> _EXERCISE GOAL_: Repeat the records below exactly, leaving out every picture.

> _DATA LINES_:
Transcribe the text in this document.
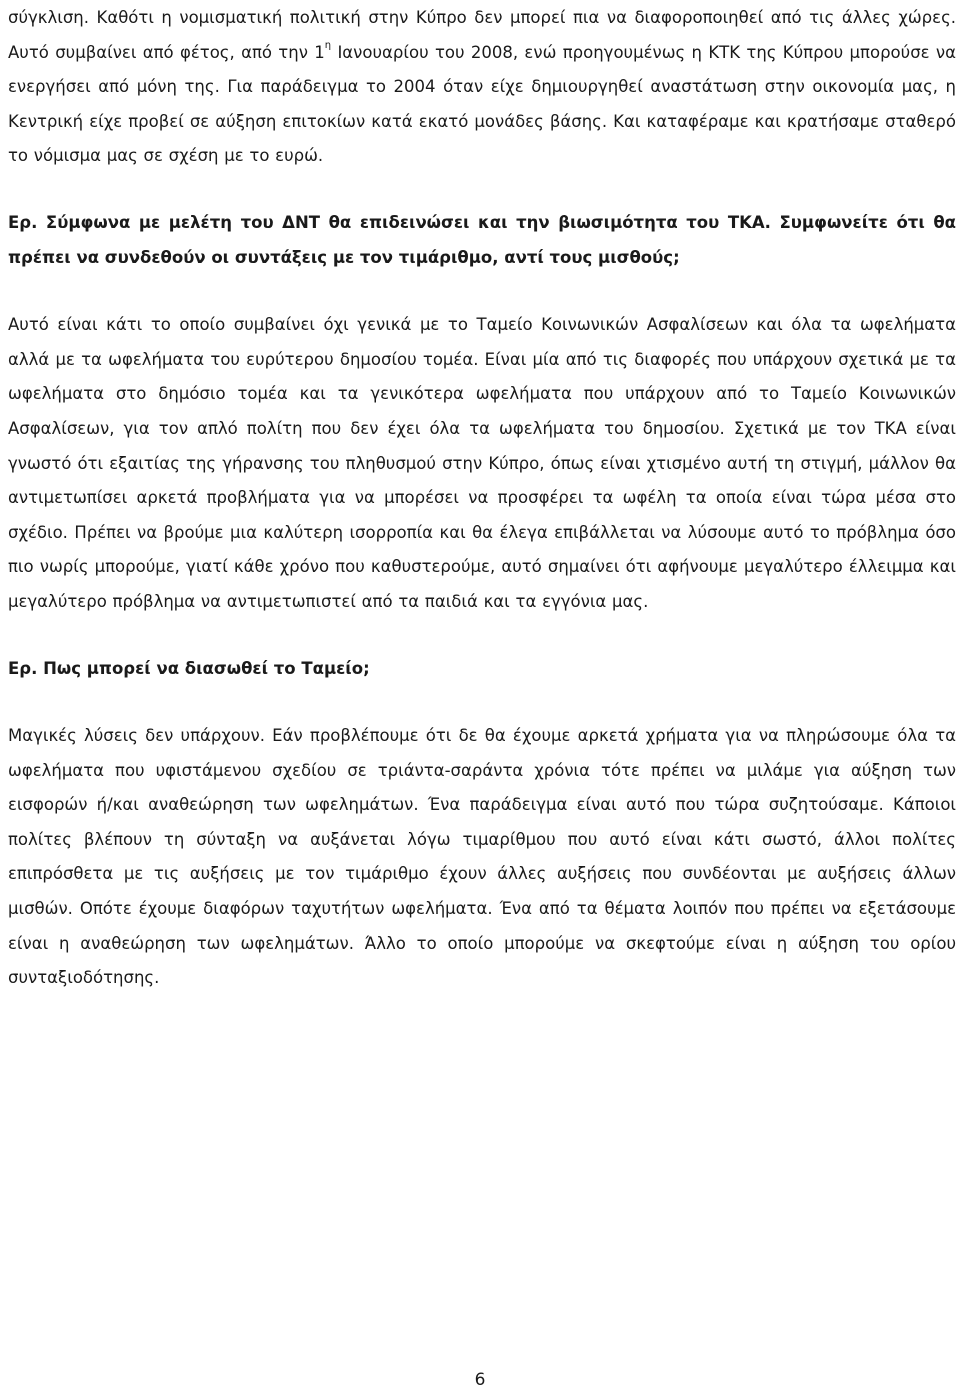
σύγκλιση. Καθότι η νομισματική πολιτική στην Κύπρο δεν μπορεί πια να διαφοροποιηθεί από τις άλλες χώρες. Αυτό συμβαίνει από φέτος, από την $1^\eta$ Ιανουαρίου του 2008, ενώ προηγουμένως η ΚΤΚ της Κύπρου μπορούσε να ενεργήσει από μόνη της. Για παράδειγμα το 2004 όταν είχε δημιουργηθεί αναστάτωση στην οικονομία μας, η Κεντρική είχε προβεί σε αύξηση επιτοκίων κατά εκατό μονάδες βάσης. Και καταφέραμε και κρατήσαμε σταθερό το νόμισμα μας σε σχέση με το ευρώ.

Ερ. Σύμφωνα με μελέτη του ΔΝΤ θα επιδεινώσει και την βιωσιμότητα του ΤΚΑ. Συμφωνείτε ότι θα πρέπει να συνδεθούν οι συντάξεις με τον τιμάριθμο, αντί τους μισθούς;

Αυτό είναι κάτι το οποίο συμβαίνει όχι γενικά με το Ταμείο Κοινωνικών Ασφαλίσεων και όλα τα ωφελήματα αλλά με τα ωφελήματα του ευρύτερου δημοσίου τομέα. Είναι μία από τις διαφορές που υπάρχουν σχετικά με τα ωφελήματα στο δημόσιο τομέα και τα γενικότερα ωφελήματα που υπάρχουν από το Ταμείο Κοινωνικών Ασφαλίσεων, για τον απλό πολίτη που δεν έχει όλα τα ωφελήματα του δημοσίου. Σχετικά με τον ΤΚΑ είναι γνωστό ότι εξαιτίας της γήρανσης του πληθυσμού στην Κύπρο, όπως είναι χτισμένο αυτή τη στιγμή, μάλλον θα αντιμετωπίσει αρκετά προβλήματα για να μπορέσει να προσφέρει τα ωφέλη τα οποία είναι τώρα μέσα στο σχέδιο. Πρέπει να βρούμε μια καλύτερη ισορροπία και θα έλεγα επιβάλλεται να λύσουμε αυτό το πρόβλημα όσο πιο νωρίς μπορούμε, γιατί κάθε χρόνο που καθυστερούμε, αυτό σημαίνει ότι αφήνουμε μεγαλύτερο έλλειμμα και μεγαλύτερο πρόβλημα να αντιμετωπιστεί από τα παιδιά και τα εγγόνια μας.

Ερ. Πως μπορεί να διασωθεί το Ταμείο;

Μαγικές λύσεις δεν υπάρχουν. Εάν προβλέπουμε ότι δε θα έχουμε αρκετά χρήματα για να πληρώσουμε όλα τα ωφελήματα που υφιστάμενου σχεδίου σε τριάντα-σαράντα χρόνια τότε πρέπει να μιλάμε για αύξηση των εισφορών ή/και αναθεώρηση των ωφελημάτων. Ένα παράδειγμα είναι αυτό που τώρα συζητούσαμε. Κάποιοι πολίτες βλέπουν τη σύνταξη να αυξάνεται λόγω τιμαρίθμου που αυτό είναι κάτι σωστό, άλλοι πολίτες επιπρόσθετα με τις αυξήσεις με τον τιμάριθμο έχουν άλλες αυξήσεις που συνδέονται με αυξήσεις άλλων μισθών. Οπότε έχουμε διαφόρων ταχυτήτων ωφελήματα. Ένα από τα θέματα λοιπόν που πρέπει να εξετάσουμε είναι η αναθεώρηση των ωφελημάτων. Άλλο το οποίο μπορούμε να σκεφτούμε είναι η αύξηση του ορίου συνταξιοδότησης.

6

> _OUTPUT_:
Transcribe the text in this document.
σύγκλιση. Καθότι η νομισματική πολιτική στην Κύπρο δεν μπορεί πια να διαφοροποιηθεί από τις άλλες χώρες. Αυτό συμβαίνει από φέτος, από την $1^\eta$ Ιανουαρίου του 2008, ενώ προηγουμένως η ΚΤΚ της Κύπρου μπορούσε να ενεργήσει από μόνη της. Για παράδειγμα το 2004 όταν είχε δημιουργηθεί αναστάτωση στην οικονομία μας, η Κεντρική είχε προβεί σε αύξηση επιτοκίων κατά εκατό μονάδες βάσης. Και καταφέραμε και κρατήσαμε σταθερό το νόμισμα μας σε σχέση με το ευρώ.

Ερ. Σύμφωνα με μελέτη του ΔΝΤ θα επιδεινώσει και την βιωσιμότητα του ΤΚΑ. Συμφωνείτε ότι θα πρέπει να συνδεθούν οι συντάξεις με τον τιμάριθμο, αντί τους μισθούς;

Αυτό είναι κάτι το οποίο συμβαίνει όχι γενικά με το Ταμείο Κοινωνικών Ασφαλίσεων και όλα τα ωφελήματα αλλά με τα ωφελήματα του ευρύτερου δημοσίου τομέα. Είναι μία από τις διαφορές που υπάρχουν σχετικά με τα ωφελήματα στο δημόσιο τομέα και τα γενικότερα ωφελήματα που υπάρχουν από το Ταμείο Κοινωνικών Ασφαλίσεων, για τον απλό πολίτη που δεν έχει όλα τα ωφελήματα του δημοσίου. Σχετικά με τον ΤΚΑ είναι γνωστό ότι εξαιτίας της γήρανσης του πληθυσμού στην Κύπρο, όπως είναι χτισμένο αυτή τη στιγμή, μάλλον θα αντιμετωπίσει αρκετά προβλήματα για να μπορέσει να προσφέρει τα ωφέλη τα οποία είναι τώρα μέσα στο σχέδιο. Πρέπει να βρούμε μια καλύτερη ισορροπία και θα έλεγα επιβάλλεται να λύσουμε αυτό το πρόβλημα όσο πιο νωρίς μπορούμε, γιατί κάθε χρόνο που καθυστερούμε, αυτό σημαίνει ότι αφήνουμε μεγαλύτερο έλλειμμα και μεγαλύτερο πρόβλημα να αντιμετωπιστεί από τα παιδιά και τα εγγόνια μας.

Ερ. Πως μπορεί να διασωθεί το Ταμείο;

Μαγικές λύσεις δεν υπάρχουν. Εάν προβλέπουμε ότι δε θα έχουμε αρκετά χρήματα για να πληρώσουμε όλα τα ωφελήματα που υφιστάμενου σχεδίου σε τριάντα-σαράντα χρόνια τότε πρέπει να μιλάμε για αύξηση των εισφορών ή/και αναθεώρηση των ωφελημάτων. Ένα παράδειγμα είναι αυτό που τώρα συζητούσαμε. Κάποιοι πολίτες βλέπουν τη σύνταξη να αυξάνεται λόγω τιμαρίθμου που αυτό είναι κάτι σωστό, άλλοι πολίτες επιπρόσθετα με τις αυξήσεις με τον τιμάριθμο έχουν άλλες αυξήσεις που συνδέονται με αυξήσεις άλλων μισθών. Οπότε έχουμε διαφόρων ταχυτήτων ωφελήματα. Ένα από τα θέματα λοιπόν που πρέπει να εξετάσουμε είναι η αναθεώρηση των ωφελημάτων. Άλλο το οποίο μπορούμε να σκεφτούμε είναι η αύξηση του ορίου συνταξιοδότησης.

6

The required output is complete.